> [STATED EXERCISE]:
Give back the whole listing exactly as shown.

— START MATERIAL PROVIDED —

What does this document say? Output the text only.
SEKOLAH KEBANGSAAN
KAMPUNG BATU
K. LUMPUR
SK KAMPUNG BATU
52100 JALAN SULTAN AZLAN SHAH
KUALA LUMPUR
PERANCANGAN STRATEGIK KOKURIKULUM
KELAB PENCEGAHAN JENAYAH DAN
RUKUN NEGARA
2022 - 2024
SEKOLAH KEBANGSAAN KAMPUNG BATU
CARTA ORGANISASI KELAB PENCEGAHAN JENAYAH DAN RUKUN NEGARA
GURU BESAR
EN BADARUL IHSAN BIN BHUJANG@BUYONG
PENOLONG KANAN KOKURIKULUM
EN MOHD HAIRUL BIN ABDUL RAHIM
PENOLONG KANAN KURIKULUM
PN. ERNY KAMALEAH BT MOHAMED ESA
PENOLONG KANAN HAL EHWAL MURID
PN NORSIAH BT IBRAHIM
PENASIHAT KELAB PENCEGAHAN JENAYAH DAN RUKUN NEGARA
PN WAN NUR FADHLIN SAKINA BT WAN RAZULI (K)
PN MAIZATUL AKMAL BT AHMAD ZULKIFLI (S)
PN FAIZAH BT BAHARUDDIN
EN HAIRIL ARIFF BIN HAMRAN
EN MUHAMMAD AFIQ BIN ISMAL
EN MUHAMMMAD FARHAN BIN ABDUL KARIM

— END MATERIAL PROVIDED —

> [RESULT]:
What does this document say? Output the text only.
SEKOLAH KEBANGSAAN
KAMPUNG BATU
K. LUMPUR
SK KAMPUNG BATU
52100 JALAN SULTAN AZLAN SHAH
KUALA LUMPUR
PERANCANGAN STRATEGIK KOKURIKULUM
KELAB PENCEGAHAN JENAYAH DAN
RUKUN NEGARA
2022 - 2024
SEKOLAH KEBANGSAAN KAMPUNG BATU
CARTA ORGANISASI KELAB PENCEGAHAN JENAYAH DAN RUKUN NEGARA
GURU BESAR
EN BADARUL IHSAN BIN BHUJANG@BUYONG
PENOLONG KANAN KOKURIKULUM
EN MOHD HAIRUL BIN ABDUL RAHIM
PENOLONG KANAN KURIKULUM
PN. ERNY KAMALEAH BT MOHAMED ESA
PENOLONG KANAN HAL EHWAL MURID
PN NORSIAH BT IBRAHIM
PENASIHAT KELAB PENCEGAHAN JENAYAH DAN RUKUN NEGARA
PN WAN NUR FADHLIN SAKINA BT WAN RAZULI (K)
PN MAIZATUL AKMAL BT AHMAD ZULKIFLI (S)
PN FAIZAH BT BAHARUDDIN
EN HAIRIL ARIFF BIN HAMRAN
EN MUHAMMAD AFIQ BIN ISMAL
EN MUHAMMMAD FARHAN BIN ABDUL KARIM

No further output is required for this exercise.